#### Input data ####

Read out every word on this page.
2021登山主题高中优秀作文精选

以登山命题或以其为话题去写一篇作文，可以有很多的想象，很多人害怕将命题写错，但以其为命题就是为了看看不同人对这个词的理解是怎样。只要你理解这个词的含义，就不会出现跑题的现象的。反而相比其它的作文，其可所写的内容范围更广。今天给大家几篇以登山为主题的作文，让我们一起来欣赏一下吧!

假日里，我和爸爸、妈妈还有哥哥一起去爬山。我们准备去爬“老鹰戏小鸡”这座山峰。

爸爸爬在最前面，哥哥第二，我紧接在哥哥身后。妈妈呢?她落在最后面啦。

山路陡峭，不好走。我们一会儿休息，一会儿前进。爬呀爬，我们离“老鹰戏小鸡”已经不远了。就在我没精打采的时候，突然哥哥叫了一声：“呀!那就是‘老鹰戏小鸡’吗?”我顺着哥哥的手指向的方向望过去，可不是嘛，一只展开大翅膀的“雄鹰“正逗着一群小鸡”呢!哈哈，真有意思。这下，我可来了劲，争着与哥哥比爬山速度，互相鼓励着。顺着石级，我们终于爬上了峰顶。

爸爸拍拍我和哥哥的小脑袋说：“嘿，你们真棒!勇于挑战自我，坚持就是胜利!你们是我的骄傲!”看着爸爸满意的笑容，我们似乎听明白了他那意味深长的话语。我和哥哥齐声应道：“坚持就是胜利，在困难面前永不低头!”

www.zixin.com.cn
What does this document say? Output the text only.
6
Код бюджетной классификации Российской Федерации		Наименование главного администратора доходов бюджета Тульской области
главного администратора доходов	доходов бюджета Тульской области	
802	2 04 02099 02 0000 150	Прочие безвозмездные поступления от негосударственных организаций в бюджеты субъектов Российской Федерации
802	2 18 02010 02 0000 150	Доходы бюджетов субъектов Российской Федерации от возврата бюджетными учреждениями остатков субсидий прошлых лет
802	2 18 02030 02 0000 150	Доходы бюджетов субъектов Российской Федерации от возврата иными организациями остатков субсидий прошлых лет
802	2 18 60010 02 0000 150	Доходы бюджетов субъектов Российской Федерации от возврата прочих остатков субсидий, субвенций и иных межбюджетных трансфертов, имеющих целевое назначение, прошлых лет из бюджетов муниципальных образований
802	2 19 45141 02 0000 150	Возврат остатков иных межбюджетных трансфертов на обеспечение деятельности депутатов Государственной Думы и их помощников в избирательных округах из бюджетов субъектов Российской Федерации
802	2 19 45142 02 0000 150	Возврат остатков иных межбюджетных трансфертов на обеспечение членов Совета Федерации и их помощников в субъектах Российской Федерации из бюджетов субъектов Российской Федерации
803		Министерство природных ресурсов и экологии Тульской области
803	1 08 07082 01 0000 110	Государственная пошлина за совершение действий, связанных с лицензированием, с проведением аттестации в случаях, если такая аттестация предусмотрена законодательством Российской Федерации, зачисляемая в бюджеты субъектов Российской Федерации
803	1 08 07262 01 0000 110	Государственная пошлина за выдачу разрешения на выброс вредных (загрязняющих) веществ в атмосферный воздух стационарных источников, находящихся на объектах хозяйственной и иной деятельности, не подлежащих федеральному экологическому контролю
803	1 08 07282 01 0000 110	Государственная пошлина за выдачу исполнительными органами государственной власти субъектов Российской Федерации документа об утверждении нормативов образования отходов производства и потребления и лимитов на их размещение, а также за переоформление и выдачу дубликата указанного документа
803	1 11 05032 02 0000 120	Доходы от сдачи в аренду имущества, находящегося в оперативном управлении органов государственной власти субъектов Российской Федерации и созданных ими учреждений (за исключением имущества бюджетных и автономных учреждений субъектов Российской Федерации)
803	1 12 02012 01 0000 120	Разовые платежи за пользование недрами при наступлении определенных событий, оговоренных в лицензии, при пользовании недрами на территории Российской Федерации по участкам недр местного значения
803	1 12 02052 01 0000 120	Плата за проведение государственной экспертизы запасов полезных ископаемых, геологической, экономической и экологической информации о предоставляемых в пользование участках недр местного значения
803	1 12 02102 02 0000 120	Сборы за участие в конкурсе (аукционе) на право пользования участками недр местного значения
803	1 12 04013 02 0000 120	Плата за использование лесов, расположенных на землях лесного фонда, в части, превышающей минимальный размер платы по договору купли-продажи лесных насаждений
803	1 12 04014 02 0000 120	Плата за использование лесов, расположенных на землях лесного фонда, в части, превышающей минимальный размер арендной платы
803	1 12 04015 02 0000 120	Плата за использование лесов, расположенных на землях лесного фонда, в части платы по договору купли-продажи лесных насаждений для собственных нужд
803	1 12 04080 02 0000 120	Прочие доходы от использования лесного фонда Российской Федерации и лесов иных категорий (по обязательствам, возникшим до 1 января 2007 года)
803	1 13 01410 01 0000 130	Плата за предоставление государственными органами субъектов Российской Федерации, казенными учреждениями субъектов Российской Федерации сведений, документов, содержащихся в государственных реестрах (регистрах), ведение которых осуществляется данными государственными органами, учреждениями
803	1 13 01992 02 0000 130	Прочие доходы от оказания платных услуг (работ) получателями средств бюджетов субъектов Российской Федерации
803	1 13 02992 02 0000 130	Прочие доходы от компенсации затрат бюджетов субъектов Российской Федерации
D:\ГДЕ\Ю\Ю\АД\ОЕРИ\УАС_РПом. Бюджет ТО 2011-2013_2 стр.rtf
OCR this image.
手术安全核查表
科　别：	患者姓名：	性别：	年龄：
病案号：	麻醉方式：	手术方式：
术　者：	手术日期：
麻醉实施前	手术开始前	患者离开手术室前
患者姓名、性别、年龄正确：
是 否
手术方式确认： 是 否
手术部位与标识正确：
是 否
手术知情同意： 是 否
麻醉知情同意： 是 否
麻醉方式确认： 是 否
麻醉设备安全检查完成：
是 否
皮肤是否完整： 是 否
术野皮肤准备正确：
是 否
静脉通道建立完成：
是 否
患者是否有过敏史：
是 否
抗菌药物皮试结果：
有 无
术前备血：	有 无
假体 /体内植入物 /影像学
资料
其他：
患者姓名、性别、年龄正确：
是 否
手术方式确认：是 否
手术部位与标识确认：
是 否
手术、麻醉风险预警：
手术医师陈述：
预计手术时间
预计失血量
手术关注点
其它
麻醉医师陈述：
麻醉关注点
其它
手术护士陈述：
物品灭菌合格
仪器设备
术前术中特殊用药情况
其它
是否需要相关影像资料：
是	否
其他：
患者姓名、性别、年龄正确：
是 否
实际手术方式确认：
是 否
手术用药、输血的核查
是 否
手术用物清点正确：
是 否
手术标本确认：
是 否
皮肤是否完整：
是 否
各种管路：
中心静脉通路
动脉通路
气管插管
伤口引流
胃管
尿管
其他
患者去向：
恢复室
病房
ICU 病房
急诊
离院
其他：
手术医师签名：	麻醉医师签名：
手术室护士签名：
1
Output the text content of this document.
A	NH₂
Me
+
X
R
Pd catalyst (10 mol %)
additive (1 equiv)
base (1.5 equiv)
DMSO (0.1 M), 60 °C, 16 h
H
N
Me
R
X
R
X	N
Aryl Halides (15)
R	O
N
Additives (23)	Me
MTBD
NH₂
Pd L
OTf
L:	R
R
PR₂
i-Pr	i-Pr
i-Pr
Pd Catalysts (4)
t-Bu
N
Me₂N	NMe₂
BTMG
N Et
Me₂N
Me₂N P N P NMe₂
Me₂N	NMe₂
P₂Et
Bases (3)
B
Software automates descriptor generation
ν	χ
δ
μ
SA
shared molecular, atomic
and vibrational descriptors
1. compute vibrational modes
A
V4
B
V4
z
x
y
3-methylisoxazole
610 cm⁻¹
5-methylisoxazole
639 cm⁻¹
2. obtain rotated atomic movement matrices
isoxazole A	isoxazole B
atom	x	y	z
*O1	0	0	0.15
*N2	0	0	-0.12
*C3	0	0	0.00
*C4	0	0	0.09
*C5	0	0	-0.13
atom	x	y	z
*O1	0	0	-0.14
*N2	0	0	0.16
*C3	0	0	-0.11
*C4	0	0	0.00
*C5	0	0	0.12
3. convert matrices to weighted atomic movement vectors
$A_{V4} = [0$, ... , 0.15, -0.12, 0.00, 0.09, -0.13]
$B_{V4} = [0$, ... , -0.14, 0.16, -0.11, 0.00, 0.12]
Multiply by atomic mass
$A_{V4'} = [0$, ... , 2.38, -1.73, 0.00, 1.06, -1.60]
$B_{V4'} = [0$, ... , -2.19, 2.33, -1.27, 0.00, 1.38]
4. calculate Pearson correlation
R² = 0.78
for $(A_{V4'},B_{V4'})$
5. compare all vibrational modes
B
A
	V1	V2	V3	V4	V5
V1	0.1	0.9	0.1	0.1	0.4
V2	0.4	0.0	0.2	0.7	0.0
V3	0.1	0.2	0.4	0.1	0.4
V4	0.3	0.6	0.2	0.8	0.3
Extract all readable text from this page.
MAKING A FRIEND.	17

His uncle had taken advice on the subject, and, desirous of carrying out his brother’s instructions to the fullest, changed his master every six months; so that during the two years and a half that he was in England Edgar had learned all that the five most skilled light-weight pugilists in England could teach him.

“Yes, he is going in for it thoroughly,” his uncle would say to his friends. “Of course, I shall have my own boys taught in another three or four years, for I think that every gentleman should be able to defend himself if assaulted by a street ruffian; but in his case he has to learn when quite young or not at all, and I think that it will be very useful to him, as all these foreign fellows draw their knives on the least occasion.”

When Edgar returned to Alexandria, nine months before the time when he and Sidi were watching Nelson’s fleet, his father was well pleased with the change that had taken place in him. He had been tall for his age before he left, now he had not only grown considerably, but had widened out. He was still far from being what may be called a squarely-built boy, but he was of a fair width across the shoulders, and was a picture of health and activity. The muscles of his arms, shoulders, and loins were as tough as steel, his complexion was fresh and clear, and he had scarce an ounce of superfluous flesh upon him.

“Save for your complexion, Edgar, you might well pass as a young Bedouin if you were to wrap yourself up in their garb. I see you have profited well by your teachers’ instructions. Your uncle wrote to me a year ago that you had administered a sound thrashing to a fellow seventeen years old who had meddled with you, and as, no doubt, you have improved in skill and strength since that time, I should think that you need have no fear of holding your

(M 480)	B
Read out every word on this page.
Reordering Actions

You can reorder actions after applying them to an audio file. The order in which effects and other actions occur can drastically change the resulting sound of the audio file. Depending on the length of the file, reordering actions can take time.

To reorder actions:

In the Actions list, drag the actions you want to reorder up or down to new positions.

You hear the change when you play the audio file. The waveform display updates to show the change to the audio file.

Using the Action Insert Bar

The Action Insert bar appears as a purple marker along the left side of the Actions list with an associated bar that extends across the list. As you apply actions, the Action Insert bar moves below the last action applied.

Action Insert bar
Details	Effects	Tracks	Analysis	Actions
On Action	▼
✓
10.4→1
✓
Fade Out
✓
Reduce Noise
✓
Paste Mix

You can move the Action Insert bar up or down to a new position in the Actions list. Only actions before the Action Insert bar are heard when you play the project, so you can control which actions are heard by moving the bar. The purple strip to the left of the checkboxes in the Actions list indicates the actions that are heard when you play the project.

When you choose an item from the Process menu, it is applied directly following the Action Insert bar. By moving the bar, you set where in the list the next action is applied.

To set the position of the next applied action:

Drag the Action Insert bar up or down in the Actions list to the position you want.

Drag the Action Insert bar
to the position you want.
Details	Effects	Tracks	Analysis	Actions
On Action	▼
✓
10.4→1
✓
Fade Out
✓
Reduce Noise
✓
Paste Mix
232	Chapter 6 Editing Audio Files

####

■ Exercise prompt
Lines of the material that contain the word "have" are to be gathered.

■ Result
“Yes, he is going in for it thoroughly,” his uncle would say to his friends. “Of course, I shall have my own boys taught in another three or four years, for I think that every gentleman should be able to defend himself if assaulted by a street ruffian; but in his case he has to learn when quite young or not at all, and I think that it will be very useful to him, as all these foreign fellows draw their knives on the least occasion.”
“Save for your complexion, Edgar, you might well pass as a young Bedouin if you were to wrap yourself up in their garb. I see you have profited well by your teachers’ instructions. Your uncle wrote to me a year ago that you had administered a sound thrashing to a fellow seventeen years old who had meddled with you, and as, no doubt, you have improved in skill and strength since that time, I should think that you need have no fear of holding your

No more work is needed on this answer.